--- MATERIAL SUPPLIED ---
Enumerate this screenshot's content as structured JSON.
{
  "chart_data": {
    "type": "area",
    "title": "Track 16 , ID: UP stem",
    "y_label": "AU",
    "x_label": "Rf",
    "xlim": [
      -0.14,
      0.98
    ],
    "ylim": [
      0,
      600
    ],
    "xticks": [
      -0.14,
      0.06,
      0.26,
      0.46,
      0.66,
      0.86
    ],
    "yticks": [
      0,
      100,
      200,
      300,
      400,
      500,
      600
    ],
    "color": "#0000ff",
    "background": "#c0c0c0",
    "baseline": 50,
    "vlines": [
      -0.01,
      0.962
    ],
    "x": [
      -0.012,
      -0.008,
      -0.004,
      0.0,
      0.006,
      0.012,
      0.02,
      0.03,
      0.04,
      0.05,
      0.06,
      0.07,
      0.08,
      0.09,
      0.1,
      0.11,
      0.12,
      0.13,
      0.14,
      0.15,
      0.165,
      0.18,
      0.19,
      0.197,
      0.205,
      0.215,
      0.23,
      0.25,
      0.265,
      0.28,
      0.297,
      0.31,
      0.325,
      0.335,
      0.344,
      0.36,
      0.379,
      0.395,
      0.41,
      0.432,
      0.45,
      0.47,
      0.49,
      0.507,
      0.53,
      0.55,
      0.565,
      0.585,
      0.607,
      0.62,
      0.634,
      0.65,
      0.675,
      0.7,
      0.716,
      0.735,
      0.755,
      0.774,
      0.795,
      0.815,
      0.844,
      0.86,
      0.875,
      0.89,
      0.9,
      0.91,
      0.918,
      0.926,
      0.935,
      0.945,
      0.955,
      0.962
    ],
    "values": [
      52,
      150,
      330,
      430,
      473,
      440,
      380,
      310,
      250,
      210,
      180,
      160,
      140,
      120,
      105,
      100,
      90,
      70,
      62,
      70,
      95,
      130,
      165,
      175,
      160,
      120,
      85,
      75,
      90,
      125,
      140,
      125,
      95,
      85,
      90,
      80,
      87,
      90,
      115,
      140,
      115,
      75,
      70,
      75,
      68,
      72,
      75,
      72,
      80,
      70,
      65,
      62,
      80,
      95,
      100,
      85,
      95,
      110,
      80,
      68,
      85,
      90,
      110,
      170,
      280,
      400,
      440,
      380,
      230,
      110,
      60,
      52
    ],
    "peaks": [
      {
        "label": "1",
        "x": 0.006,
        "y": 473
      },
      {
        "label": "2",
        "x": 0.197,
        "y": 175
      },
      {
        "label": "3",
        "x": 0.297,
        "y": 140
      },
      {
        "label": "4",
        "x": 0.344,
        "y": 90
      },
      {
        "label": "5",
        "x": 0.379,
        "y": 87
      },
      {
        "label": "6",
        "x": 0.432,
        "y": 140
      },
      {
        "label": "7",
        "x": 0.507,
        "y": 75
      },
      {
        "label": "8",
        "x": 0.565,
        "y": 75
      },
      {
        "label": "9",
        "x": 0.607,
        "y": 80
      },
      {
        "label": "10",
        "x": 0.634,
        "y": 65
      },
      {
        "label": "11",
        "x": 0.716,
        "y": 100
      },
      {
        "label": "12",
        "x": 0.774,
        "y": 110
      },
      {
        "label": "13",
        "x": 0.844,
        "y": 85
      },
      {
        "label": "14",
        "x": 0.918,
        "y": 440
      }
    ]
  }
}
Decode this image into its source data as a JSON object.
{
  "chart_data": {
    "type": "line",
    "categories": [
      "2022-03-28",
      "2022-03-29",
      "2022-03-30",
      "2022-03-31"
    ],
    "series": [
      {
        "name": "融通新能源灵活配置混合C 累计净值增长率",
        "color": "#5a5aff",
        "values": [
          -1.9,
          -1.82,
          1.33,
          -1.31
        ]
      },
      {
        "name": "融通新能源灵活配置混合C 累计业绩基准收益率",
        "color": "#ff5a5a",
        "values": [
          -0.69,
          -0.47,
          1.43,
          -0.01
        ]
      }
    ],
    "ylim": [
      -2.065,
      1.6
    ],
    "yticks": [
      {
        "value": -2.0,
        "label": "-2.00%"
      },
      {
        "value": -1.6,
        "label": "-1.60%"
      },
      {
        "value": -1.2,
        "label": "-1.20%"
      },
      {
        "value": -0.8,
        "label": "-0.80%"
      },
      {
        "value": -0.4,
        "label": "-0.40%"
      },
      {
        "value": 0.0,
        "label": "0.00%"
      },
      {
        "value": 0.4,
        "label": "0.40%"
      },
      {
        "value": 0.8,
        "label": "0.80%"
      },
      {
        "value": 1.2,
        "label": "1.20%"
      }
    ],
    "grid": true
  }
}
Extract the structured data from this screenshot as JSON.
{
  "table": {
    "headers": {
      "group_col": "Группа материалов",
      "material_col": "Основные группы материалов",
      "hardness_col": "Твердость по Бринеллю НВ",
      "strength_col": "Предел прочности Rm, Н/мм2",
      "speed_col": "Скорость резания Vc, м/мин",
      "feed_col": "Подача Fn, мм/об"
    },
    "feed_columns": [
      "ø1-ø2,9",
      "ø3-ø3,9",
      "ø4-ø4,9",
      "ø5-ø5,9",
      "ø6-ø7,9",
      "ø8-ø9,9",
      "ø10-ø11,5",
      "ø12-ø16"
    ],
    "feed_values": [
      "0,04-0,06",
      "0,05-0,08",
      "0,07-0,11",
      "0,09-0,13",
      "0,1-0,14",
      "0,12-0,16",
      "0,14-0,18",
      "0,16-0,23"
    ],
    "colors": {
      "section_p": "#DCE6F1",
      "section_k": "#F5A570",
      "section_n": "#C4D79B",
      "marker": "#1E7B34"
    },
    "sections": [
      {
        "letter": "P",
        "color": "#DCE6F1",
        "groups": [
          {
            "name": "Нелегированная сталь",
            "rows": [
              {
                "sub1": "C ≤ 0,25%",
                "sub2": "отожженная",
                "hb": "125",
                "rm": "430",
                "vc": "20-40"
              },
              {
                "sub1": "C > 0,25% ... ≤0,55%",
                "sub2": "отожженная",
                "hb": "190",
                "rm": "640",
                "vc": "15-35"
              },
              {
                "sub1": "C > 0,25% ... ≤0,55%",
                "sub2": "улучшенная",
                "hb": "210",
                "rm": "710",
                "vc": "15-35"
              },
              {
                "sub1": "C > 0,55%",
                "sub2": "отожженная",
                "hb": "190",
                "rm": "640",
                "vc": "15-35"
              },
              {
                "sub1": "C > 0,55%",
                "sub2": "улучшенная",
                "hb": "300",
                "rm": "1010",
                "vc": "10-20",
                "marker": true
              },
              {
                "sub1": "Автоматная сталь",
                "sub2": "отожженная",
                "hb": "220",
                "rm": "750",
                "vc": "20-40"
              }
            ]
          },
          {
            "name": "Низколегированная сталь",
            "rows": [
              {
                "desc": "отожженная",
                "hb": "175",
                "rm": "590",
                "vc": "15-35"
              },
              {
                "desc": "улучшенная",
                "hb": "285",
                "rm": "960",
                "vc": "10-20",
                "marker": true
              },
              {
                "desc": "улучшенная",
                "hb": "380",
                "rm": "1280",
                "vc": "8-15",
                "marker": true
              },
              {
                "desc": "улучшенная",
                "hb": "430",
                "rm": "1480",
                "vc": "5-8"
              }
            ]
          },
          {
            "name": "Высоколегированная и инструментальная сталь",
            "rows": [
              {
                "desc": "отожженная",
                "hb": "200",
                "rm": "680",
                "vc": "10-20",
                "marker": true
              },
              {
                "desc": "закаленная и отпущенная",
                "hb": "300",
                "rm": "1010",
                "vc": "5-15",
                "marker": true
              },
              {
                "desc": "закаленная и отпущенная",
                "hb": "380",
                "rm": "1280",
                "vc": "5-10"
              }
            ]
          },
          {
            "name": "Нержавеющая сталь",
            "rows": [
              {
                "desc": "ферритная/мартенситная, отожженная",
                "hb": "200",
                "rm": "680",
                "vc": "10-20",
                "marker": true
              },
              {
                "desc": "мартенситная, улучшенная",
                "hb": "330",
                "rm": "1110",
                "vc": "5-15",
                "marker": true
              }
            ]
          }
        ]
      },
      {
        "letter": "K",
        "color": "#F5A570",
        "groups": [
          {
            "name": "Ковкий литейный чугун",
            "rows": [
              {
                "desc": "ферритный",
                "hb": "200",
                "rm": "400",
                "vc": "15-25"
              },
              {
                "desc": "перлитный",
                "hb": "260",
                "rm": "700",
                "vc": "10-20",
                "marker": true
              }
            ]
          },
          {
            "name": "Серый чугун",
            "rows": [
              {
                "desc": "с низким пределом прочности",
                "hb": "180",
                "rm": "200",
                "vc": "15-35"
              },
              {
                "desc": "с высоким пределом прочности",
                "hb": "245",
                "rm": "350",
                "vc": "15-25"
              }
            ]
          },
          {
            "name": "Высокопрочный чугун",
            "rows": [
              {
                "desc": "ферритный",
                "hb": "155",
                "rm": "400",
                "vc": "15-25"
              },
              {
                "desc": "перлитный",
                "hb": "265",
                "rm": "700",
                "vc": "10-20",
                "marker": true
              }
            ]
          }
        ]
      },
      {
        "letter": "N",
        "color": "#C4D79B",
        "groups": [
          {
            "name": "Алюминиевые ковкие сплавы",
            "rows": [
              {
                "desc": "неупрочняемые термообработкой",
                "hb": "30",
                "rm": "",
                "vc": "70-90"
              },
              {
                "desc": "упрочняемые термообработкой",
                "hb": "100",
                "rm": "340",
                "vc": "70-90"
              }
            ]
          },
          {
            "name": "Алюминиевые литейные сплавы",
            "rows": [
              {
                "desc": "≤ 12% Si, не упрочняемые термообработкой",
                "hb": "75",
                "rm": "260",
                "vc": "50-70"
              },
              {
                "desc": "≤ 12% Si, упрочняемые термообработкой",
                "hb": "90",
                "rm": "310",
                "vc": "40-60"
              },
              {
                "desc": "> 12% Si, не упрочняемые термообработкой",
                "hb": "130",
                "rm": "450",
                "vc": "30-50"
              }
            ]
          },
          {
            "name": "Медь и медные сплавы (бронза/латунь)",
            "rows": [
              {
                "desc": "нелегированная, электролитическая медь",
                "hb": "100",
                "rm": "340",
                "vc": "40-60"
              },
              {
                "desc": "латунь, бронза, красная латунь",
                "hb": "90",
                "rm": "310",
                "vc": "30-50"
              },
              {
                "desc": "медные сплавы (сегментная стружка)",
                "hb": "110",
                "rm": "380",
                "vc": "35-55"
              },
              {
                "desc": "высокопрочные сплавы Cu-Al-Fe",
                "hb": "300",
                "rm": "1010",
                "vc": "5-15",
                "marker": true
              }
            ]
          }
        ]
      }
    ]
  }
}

--- GIVEN TASK ---
Copy out each line that contains the word "медные".

--- RESPONSE FOR THIS EXERCISE ---
            "name": "Медь и медные сплавы (бронза/латунь)",
                "desc": "медные сплавы (сегментная стружка)",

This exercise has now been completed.